Write out all of the entries that follow, word for word, but skip the pictures.

***** Stored rows *****

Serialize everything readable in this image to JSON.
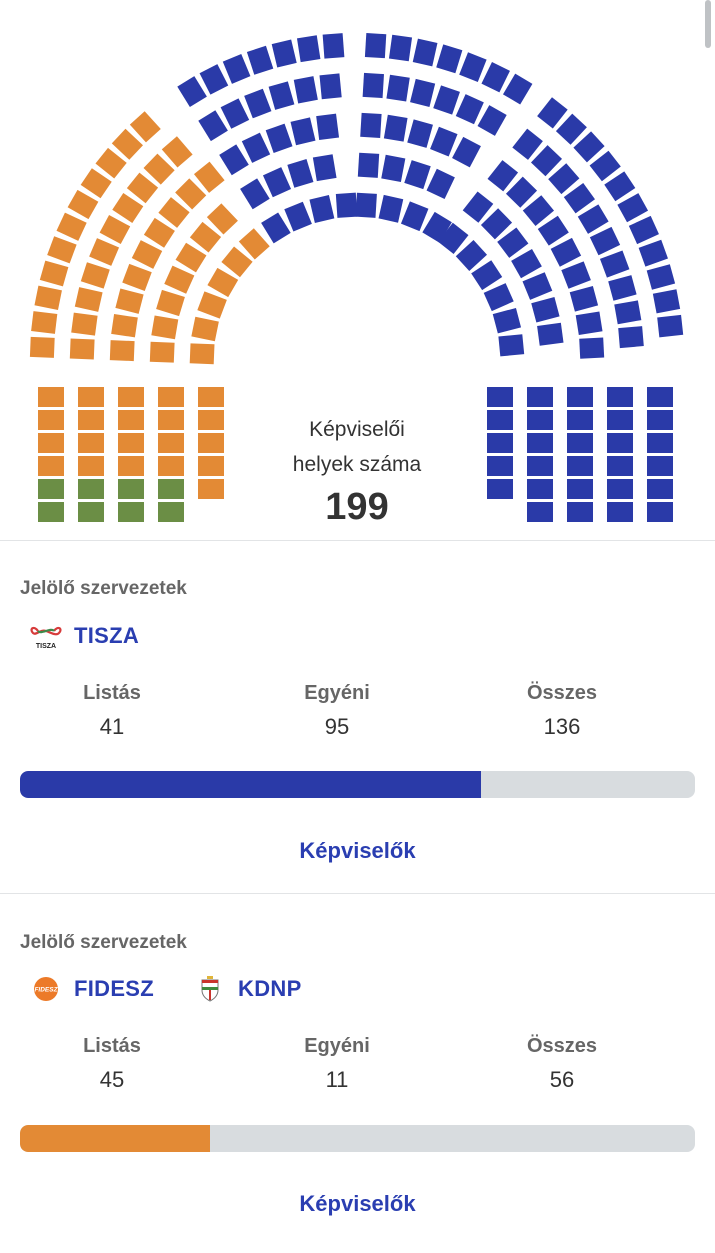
{
  "parliament": {
    "caption_line1": "Képviselői",
    "caption_line2": "helyek száma",
    "total": "199",
    "colors": {
      "tisza": "#2a3aa8",
      "fidesz": "#e38a35",
      "other": "#6b8e45"
    }
  },
  "cards": [
    {
      "org_label": "Jelölő szervezetek",
      "parties": [
        {
          "name": "TISZA",
          "logo_icon": "tisza-logo-icon",
          "logo_text": "TISZA"
        }
      ],
      "stats": [
        {
          "label": "Listás",
          "value": "41"
        },
        {
          "label": "Egyéni",
          "value": "95"
        },
        {
          "label": "Összes",
          "value": "136"
        }
      ],
      "share_of_seats": 0.683,
      "bar_color": "#2a3aa8",
      "link_label": "Képviselők"
    },
    {
      "org_label": "Jelölő szervezetek",
      "parties": [
        {
          "name": "FIDESZ",
          "logo_icon": "fidesz-logo-icon",
          "logo_text": "FIDESZ"
        },
        {
          "name": "KDNP",
          "logo_icon": "kdnp-logo-icon"
        }
      ],
      "stats": [
        {
          "label": "Listás",
          "value": "45"
        },
        {
          "label": "Egyéni",
          "value": "11"
        },
        {
          "label": "Összes",
          "value": "56"
        }
      ],
      "share_of_seats": 0.281,
      "bar_color": "#e38a35",
      "link_label": "Képviselők"
    }
  ]
}
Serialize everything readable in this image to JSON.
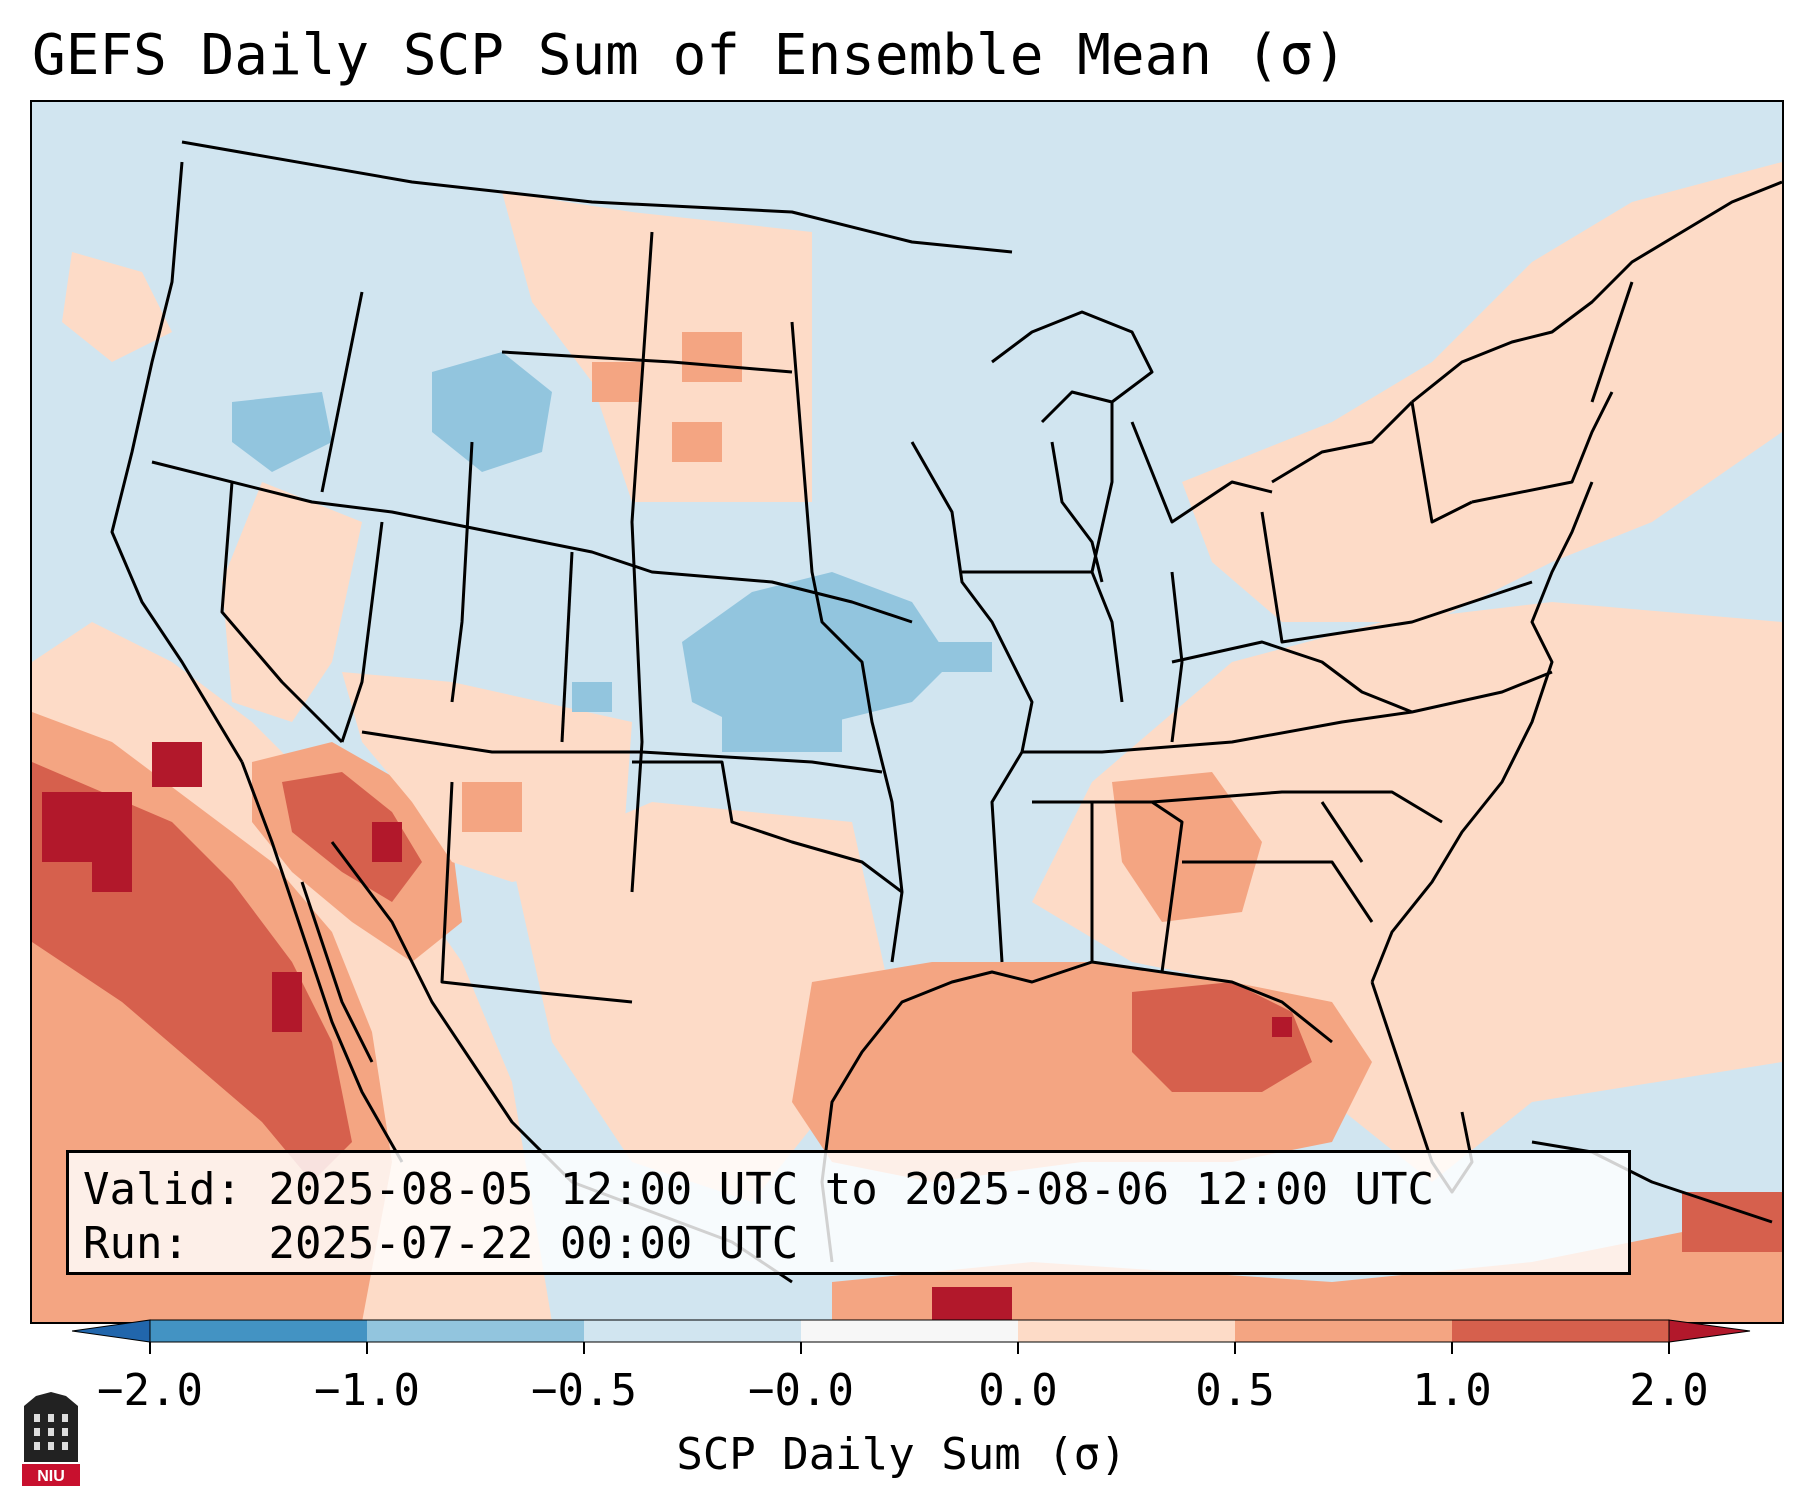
{
  "title": "GEFS Daily SCP Sum of Ensemble Mean (σ)",
  "info": {
    "valid_label": "Valid:",
    "valid_value": "2025-08-05 12:00 UTC to 2025-08-06 12:00 UTC",
    "run_label": "Run:",
    "run_value": "2025-07-22 00:00 UTC"
  },
  "colorbar": {
    "label": "SCP Daily Sum (σ)",
    "ticks": [
      "−2.0",
      "−1.0",
      "−0.5",
      "−0.0",
      "0.0",
      "0.5",
      "1.0",
      "2.0"
    ],
    "bins": [
      {
        "range": "<-2.0",
        "color": "#2166ac"
      },
      {
        "range": "-2.0 to -1.0",
        "color": "#4393c3"
      },
      {
        "range": "-1.0 to -0.5",
        "color": "#92c5de"
      },
      {
        "range": "-0.5 to -0.0",
        "color": "#d1e5f0"
      },
      {
        "range": "-0.0 to 0.0",
        "color": "#f7f7f7"
      },
      {
        "range": "0.0 to 0.5",
        "color": "#fddbc7"
      },
      {
        "range": "0.5 to 1.0",
        "color": "#f4a582"
      },
      {
        "range": "1.0 to 2.0",
        "color": "#d6604d"
      },
      {
        "range": ">2.0",
        "color": "#b2182b"
      }
    ]
  },
  "map": {
    "region": "CONUS and surrounding (Mexico, Gulf of Mexico, western Atlantic, Caribbean)",
    "anomaly_regions": [
      {
        "area": "Eastern Pacific off Baja California / northwest Mexico",
        "level": "1.0 to 2.0",
        "color": "#d6604d"
      },
      {
        "area": "Gulf of Mexico coast, Florida, Gulf",
        "level": "0.5 to 2.0",
        "color": "#f4a582"
      },
      {
        "area": "Southwest US (Arizona, New Mexico)",
        "level": "0.5 to 1.0",
        "color": "#f4a582"
      },
      {
        "area": "Texas, Southeast, Mid-Atlantic, Northeast",
        "level": "0.0 to 0.5",
        "color": "#fddbc7"
      },
      {
        "area": "Central Plains (Nebraska, Kansas, eastern Colorado)",
        "level": "-1.0 to -0.5",
        "color": "#92c5de"
      },
      {
        "area": "Northern Rockies (Montana, Idaho, Wyoming)",
        "level": "-1.0 to -0.5",
        "color": "#92c5de"
      },
      {
        "area": "Northwest, Midwest, Ohio Valley",
        "level": "-0.5 to -0.0",
        "color": "#d1e5f0"
      }
    ]
  },
  "logo": {
    "text": "NIU",
    "color": "#c8102e"
  }
}
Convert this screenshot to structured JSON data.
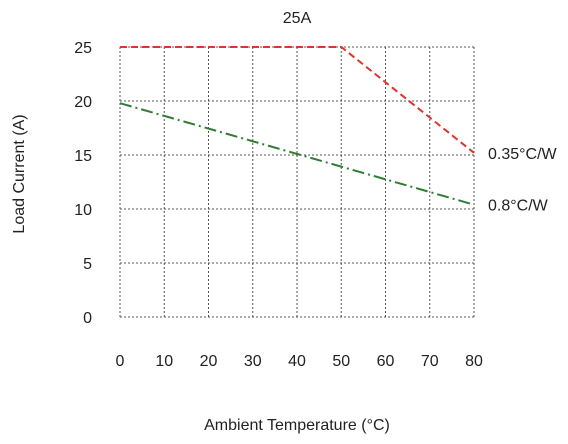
{
  "chart_data": {
    "type": "line",
    "title": "25A",
    "xlabel": "Ambient Temperature (°C)",
    "ylabel": "Load Current (A)",
    "xlim": [
      0,
      80
    ],
    "ylim": [
      0,
      25
    ],
    "xticks": [
      0,
      10,
      20,
      30,
      40,
      50,
      60,
      70,
      80
    ],
    "yticks": [
      0,
      5,
      10,
      15,
      20,
      25
    ],
    "grid": true,
    "series": [
      {
        "name": "0.35°C/W",
        "color": "#e0342c",
        "style": "dashed",
        "points": [
          [
            0,
            25
          ],
          [
            50,
            25
          ],
          [
            80,
            15.2
          ]
        ]
      },
      {
        "name": "0.8°C/W",
        "color": "#2e7d32",
        "style": "dash-dot",
        "points": [
          [
            0,
            19.8
          ],
          [
            80,
            10.4
          ]
        ]
      }
    ]
  }
}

*****

■ **Task answer**:
Serialize everything readable in this image to JSON.
{
  "parliament": {
    "caption_line1": "Képviselői",
    "caption_line2": "helyek száma",
    "total": "199",
    "colors": {
      "tisza": "#2a3aa8",
      "fidesz": "#e38a35",
      "other": "#6b8e45"
    }
  },
  "cards": [
    {
      "org_label": "Jelölő szervezetek",
      "parties": [
        {
          "name": "TISZA",
          "logo_icon": "tisza-logo-icon",
          "logo_text": "TISZA"
        }
      ],
      "stats": [
        {
          "label": "Listás",
          "value": "41"
        },
        {
          "label": "Egyéni",
          "value": "95"
        },
        {
          "label": "Összes",
          "value": "136"
        }
      ],
      "share_of_seats": 0.683,
      "bar_color": "#2a3aa8",
      "link_label": "Képviselők"
    },
    {
      "org_label": "Jelölő szervezetek",
      "parties": [
        {
          "name": "FIDESZ",
          "logo_icon": "fidesz-logo-icon",
          "logo_text": "FIDESZ"
        },
        {
          "name": "KDNP",
          "logo_icon": "kdnp-logo-icon"
        }
      ],
      "stats": [
        {
          "label": "Listás",
          "value": "45"
        },
        {
          "label": "Egyéni",
          "value": "11"
        },
        {
          "label": "Összes",
          "value": "56"
        }
      ],
      "share_of_seats": 0.281,
      "bar_color": "#e38a35",
      "link_label": "Képviselők"
    }
  ]
}
Serialize everything readable in this image to JSON.
{
  "title": "GEFS Daily SCP Sum of Ensemble Mean (σ)",
  "info": {
    "valid_label": "Valid:",
    "valid_value": "2025-08-05 12:00 UTC to 2025-08-06 12:00 UTC",
    "run_label": "Run:",
    "run_value": "2025-07-22 00:00 UTC"
  },
  "colorbar": {
    "label": "SCP Daily Sum (σ)",
    "ticks": [
      "−2.0",
      "−1.0",
      "−0.5",
      "−0.0",
      "0.0",
      "0.5",
      "1.0",
      "2.0"
    ],
    "bins": [
      {
        "range": "<-2.0",
        "color": "#2166ac"
      },
      {
        "range": "-2.0 to -1.0",
        "color": "#4393c3"
      },
      {
        "range": "-1.0 to -0.5",
        "color": "#92c5de"
      },
      {
        "range": "-0.5 to -0.0",
        "color": "#d1e5f0"
      },
      {
        "range": "-0.0 to 0.0",
        "color": "#f7f7f7"
      },
      {
        "range": "0.0 to 0.5",
        "color": "#fddbc7"
      },
      {
        "range": "0.5 to 1.0",
        "color": "#f4a582"
      },
      {
        "range": "1.0 to 2.0",
        "color": "#d6604d"
      },
      {
        "range": ">2.0",
        "color": "#b2182b"
      }
    ]
  },
  "map": {
    "region": "CONUS and surrounding (Mexico, Gulf of Mexico, western Atlantic, Caribbean)",
    "anomaly_regions": [
      {
        "area": "Eastern Pacific off Baja California / northwest Mexico",
        "level": "1.0 to 2.0",
        "color": "#d6604d"
      },
      {
        "area": "Gulf of Mexico coast, Florida, Gulf",
        "level": "0.5 to 2.0",
        "color": "#f4a582"
      },
      {
        "area": "Southwest US (Arizona, New Mexico)",
        "level": "0.5 to 1.0",
        "color": "#f4a582"
      },
      {
        "area": "Texas, Southeast, Mid-Atlantic, Northeast",
        "level": "0.0 to 0.5",
        "color": "#fddbc7"
      },
      {
        "area": "Central Plains (Nebraska, Kansas, eastern Colorado)",
        "level": "-1.0 to -0.5",
        "color": "#92c5de"
      },
      {
        "area": "Northern Rockies (Montana, Idaho, Wyoming)",
        "level": "-1.0 to -0.5",
        "color": "#92c5de"
      },
      {
        "area": "Northwest, Midwest, Ohio Valley",
        "level": "-0.5 to -0.0",
        "color": "#d1e5f0"
      }
    ]
  },
  "logo": {
    "text": "NIU",
    "color": "#c8102e"
  }
}
Convert this screenshot to structured JSON data.
{
  "chart_data": {
    "type": "line",
    "title": "25A",
    "xlabel": "Ambient Temperature (°C)",
    "ylabel": "Load Current (A)",
    "xlim": [
      0,
      80
    ],
    "ylim": [
      0,
      25
    ],
    "xticks": [
      0,
      10,
      20,
      30,
      40,
      50,
      60,
      70,
      80
    ],
    "yticks": [
      0,
      5,
      10,
      15,
      20,
      25
    ],
    "grid": true,
    "series": [
      {
        "name": "0.35°C/W",
        "color": "#e0342c",
        "style": "dashed",
        "points": [
          [
            0,
            25
          ],
          [
            50,
            25
          ],
          [
            80,
            15.2
          ]
        ]
      },
      {
        "name": "0.8°C/W",
        "color": "#2e7d32",
        "style": "dash-dot",
        "points": [
          [
            0,
            19.8
          ],
          [
            80,
            10.4
          ]
        ]
      }
    ]
  }
}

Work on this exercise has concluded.